To do
Extract every record, keeping each one exactly as it is.

-- Start The data --

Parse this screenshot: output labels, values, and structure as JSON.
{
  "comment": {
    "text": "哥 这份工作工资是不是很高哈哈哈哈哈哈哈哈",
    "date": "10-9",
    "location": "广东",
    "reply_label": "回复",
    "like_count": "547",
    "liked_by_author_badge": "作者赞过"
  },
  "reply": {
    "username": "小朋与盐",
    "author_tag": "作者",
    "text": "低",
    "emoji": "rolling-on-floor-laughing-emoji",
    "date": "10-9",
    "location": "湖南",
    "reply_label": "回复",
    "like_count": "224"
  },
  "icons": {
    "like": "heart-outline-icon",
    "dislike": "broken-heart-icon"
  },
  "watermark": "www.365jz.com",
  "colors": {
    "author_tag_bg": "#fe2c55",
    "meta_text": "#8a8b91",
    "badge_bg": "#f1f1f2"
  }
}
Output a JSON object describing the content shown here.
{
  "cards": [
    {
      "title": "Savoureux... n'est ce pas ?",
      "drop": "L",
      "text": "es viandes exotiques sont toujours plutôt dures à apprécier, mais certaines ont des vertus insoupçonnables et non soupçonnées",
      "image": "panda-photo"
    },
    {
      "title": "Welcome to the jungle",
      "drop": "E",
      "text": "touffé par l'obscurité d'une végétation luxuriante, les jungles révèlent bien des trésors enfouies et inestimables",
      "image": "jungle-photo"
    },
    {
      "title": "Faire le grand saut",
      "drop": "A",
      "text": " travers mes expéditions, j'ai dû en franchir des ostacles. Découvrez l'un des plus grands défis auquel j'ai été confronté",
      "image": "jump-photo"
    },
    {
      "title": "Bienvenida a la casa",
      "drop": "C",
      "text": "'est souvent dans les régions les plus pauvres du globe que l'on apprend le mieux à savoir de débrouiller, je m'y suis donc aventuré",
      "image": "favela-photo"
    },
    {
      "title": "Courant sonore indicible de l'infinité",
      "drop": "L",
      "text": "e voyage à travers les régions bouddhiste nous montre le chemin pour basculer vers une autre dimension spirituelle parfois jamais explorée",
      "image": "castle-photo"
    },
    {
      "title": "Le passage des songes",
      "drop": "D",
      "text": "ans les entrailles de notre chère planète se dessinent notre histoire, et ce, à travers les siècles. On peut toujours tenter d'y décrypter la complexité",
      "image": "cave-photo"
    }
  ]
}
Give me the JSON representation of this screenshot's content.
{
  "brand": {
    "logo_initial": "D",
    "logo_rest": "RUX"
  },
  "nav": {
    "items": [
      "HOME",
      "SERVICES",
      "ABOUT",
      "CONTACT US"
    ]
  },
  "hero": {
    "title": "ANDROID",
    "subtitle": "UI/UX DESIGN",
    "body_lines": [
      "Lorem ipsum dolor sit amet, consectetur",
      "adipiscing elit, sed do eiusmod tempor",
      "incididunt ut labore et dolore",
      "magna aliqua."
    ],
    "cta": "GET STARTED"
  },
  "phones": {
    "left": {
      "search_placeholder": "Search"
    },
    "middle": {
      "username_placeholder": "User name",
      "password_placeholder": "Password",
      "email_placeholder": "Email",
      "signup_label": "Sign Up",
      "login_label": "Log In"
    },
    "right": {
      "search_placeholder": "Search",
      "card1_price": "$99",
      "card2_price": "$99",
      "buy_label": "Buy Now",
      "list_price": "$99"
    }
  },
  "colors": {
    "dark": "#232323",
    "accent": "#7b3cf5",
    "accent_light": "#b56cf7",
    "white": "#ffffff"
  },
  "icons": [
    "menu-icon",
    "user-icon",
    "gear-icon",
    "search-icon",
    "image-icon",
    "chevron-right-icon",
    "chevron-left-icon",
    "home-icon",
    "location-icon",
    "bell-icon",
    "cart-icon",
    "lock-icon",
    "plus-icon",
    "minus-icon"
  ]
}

-- End The data --

Solution to this problem
Parse this screenshot: output labels, values, and structure as JSON.
{
  "comment": {
    "text": "哥 这份工作工资是不是很高哈哈哈哈哈哈哈哈",
    "date": "10-9",
    "location": "广东",
    "reply_label": "回复",
    "like_count": "547",
    "liked_by_author_badge": "作者赞过"
  },
  "reply": {
    "username": "小朋与盐",
    "author_tag": "作者",
    "text": "低",
    "emoji": "rolling-on-floor-laughing-emoji",
    "date": "10-9",
    "location": "湖南",
    "reply_label": "回复",
    "like_count": "224"
  },
  "icons": {
    "like": "heart-outline-icon",
    "dislike": "broken-heart-icon"
  },
  "watermark": "www.365jz.com",
  "colors": {
    "author_tag_bg": "#fe2c55",
    "meta_text": "#8a8b91",
    "badge_bg": "#f1f1f2"
  }
}
Output a JSON object describing the content shown here.
{
  "cards": [
    {
      "title": "Savoureux... n'est ce pas ?",
      "drop": "L",
      "text": "es viandes exotiques sont toujours plutôt dures à apprécier, mais certaines ont des vertus insoupçonnables et non soupçonnées",
      "image": "panda-photo"
    },
    {
      "title": "Welcome to the jungle",
      "drop": "E",
      "text": "touffé par l'obscurité d'une végétation luxuriante, les jungles révèlent bien des trésors enfouies et inestimables",
      "image": "jungle-photo"
    },
    {
      "title": "Faire le grand saut",
      "drop": "A",
      "text": " travers mes expéditions, j'ai dû en franchir des ostacles. Découvrez l'un des plus grands défis auquel j'ai été confronté",
      "image": "jump-photo"
    },
    {
      "title": "Bienvenida a la casa",
      "drop": "C",
      "text": "'est souvent dans les régions les plus pauvres du globe que l'on apprend le mieux à savoir de débrouiller, je m'y suis donc aventuré",
      "image": "favela-photo"
    },
    {
      "title": "Courant sonore indicible de l'infinité",
      "drop": "L",
      "text": "e voyage à travers les régions bouddhiste nous montre le chemin pour basculer vers une autre dimension spirituelle parfois jamais explorée",
      "image": "castle-photo"
    },
    {
      "title": "Le passage des songes",
      "drop": "D",
      "text": "ans les entrailles de notre chère planète se dessinent notre histoire, et ce, à travers les siècles. On peut toujours tenter d'y décrypter la complexité",
      "image": "cave-photo"
    }
  ]
}
Give me the JSON representation of this screenshot's content.
{
  "brand": {
    "logo_initial": "D",
    "logo_rest": "RUX"
  },
  "nav": {
    "items": [
      "HOME",
      "SERVICES",
      "ABOUT",
      "CONTACT US"
    ]
  },
  "hero": {
    "title": "ANDROID",
    "subtitle": "UI/UX DESIGN",
    "body_lines": [
      "Lorem ipsum dolor sit amet, consectetur",
      "adipiscing elit, sed do eiusmod tempor",
      "incididunt ut labore et dolore",
      "magna aliqua."
    ],
    "cta": "GET STARTED"
  },
  "phones": {
    "left": {
      "search_placeholder": "Search"
    },
    "middle": {
      "username_placeholder": "User name",
      "password_placeholder": "Password",
      "email_placeholder": "Email",
      "signup_label": "Sign Up",
      "login_label": "Log In"
    },
    "right": {
      "search_placeholder": "Search",
      "card1_price": "$99",
      "card2_price": "$99",
      "buy_label": "Buy Now",
      "list_price": "$99"
    }
  },
  "colors": {
    "dark": "#232323",
    "accent": "#7b3cf5",
    "accent_light": "#b56cf7",
    "white": "#ffffff"
  },
  "icons": [
    "menu-icon",
    "user-icon",
    "gear-icon",
    "search-icon",
    "image-icon",
    "chevron-right-icon",
    "chevron-left-icon",
    "home-icon",
    "location-icon",
    "bell-icon",
    "cart-icon",
    "lock-icon",
    "plus-icon",
    "minus-icon"
  ]
}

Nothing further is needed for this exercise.